====== Data for the task ======

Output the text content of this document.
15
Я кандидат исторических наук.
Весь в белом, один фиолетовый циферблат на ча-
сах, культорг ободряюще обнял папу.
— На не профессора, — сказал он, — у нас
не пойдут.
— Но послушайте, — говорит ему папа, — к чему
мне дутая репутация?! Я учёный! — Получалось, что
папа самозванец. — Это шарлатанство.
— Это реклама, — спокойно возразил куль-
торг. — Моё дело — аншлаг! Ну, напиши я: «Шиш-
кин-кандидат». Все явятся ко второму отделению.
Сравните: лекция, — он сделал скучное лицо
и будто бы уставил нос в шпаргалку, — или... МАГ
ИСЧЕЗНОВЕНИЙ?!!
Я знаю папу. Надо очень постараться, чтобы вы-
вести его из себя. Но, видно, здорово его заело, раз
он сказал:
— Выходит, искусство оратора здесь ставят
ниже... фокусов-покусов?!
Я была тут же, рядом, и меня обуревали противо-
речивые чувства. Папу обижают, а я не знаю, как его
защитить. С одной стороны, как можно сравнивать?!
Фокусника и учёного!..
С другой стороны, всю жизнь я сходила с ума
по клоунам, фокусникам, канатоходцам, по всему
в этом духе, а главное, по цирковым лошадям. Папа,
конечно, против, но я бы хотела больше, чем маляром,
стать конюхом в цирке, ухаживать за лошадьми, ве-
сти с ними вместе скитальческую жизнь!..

======
====== Data for the task ======

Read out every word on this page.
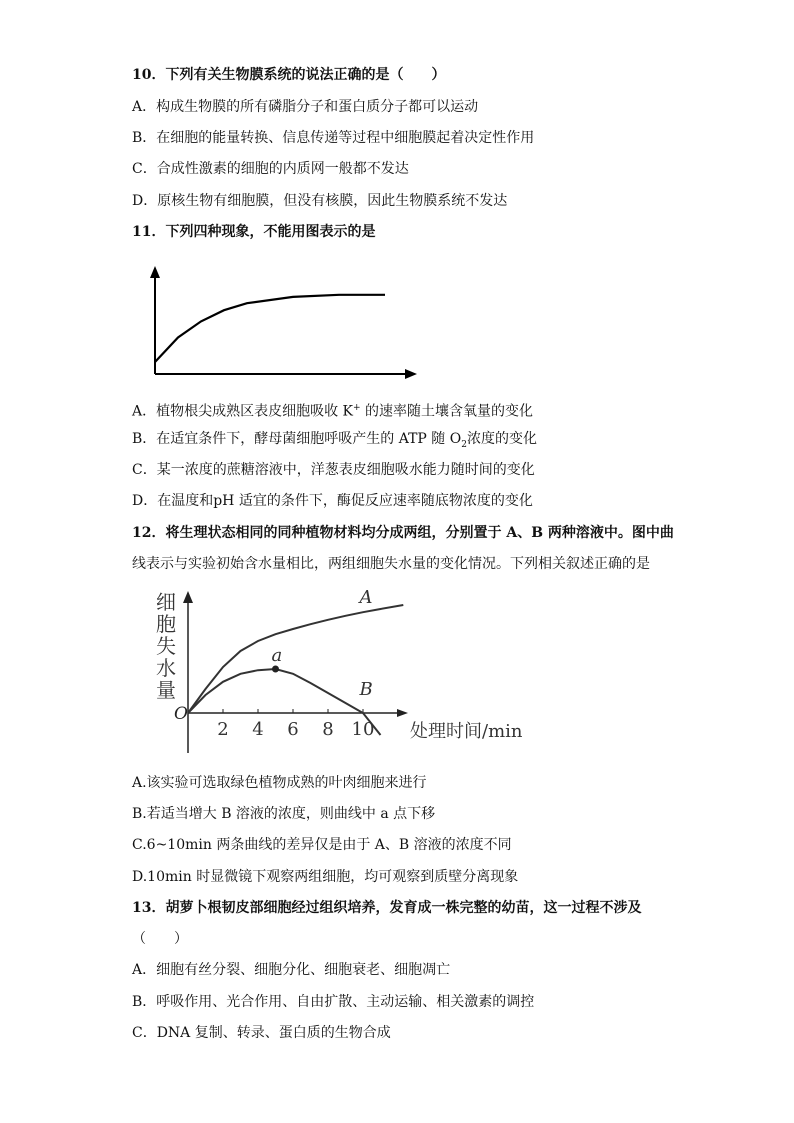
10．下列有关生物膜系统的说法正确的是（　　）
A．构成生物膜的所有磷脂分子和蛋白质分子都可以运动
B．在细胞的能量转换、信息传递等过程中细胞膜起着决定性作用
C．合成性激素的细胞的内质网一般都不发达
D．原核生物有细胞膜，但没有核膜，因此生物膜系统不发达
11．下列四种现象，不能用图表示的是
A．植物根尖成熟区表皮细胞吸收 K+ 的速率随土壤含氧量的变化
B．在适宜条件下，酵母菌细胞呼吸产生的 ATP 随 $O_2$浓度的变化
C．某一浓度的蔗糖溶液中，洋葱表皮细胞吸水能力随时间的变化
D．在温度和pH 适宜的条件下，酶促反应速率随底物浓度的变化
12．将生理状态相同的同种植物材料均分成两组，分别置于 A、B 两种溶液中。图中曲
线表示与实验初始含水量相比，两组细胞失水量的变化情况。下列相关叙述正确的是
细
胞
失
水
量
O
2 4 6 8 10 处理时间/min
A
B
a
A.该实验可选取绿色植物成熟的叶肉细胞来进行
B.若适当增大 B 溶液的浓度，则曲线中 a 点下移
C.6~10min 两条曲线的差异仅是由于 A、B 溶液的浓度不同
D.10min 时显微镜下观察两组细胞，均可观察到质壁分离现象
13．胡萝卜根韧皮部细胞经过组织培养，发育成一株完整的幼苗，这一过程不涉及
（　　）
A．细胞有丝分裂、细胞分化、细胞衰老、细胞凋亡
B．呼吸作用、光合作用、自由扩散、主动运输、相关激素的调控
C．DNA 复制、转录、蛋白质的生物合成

======

Exercise: From the data above, copy each line that has the string "сказал".

Response to the task:
— На не профессора, — сказал он, — у нас
он сказал:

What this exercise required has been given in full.